#### Exercise details:
Report all lines holding "address".

• • •

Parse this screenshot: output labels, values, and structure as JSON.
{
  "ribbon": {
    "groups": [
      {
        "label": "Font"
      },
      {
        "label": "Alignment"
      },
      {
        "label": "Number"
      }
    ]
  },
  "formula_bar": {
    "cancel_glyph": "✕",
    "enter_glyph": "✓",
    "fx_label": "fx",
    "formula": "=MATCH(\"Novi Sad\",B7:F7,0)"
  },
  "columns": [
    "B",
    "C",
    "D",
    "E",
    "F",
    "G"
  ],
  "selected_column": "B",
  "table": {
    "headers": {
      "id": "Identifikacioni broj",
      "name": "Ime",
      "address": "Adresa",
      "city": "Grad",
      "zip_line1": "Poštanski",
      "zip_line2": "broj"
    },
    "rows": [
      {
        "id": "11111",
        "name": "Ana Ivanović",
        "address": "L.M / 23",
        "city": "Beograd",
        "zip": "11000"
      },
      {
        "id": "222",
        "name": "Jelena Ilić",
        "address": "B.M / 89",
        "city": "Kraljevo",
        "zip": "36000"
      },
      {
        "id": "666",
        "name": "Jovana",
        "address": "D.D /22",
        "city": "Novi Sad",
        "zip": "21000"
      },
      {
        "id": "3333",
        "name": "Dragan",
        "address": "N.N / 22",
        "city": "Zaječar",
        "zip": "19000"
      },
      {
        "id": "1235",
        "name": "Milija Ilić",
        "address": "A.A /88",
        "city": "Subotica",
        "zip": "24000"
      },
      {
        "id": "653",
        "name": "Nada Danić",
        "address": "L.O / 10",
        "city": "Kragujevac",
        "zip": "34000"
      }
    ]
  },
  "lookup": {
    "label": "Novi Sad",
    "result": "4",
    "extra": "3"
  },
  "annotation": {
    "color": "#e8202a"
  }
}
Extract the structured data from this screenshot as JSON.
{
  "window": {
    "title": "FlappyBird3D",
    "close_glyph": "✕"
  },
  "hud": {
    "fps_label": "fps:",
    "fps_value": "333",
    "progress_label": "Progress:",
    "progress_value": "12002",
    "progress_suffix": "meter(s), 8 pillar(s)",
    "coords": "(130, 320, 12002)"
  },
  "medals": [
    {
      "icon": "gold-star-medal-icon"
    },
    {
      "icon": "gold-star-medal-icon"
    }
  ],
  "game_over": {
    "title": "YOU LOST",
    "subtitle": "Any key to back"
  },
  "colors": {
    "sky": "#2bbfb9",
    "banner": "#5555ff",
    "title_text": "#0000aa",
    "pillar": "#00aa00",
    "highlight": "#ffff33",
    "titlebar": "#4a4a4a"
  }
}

• • •

#### The completed task:
      "address": "Adresa",
        "address": "L.M / 23",
        "address": "B.M / 89",
        "address": "D.D /22",
        "address": "N.N / 22",
        "address": "A.A /88",
        "address": "L.O / 10",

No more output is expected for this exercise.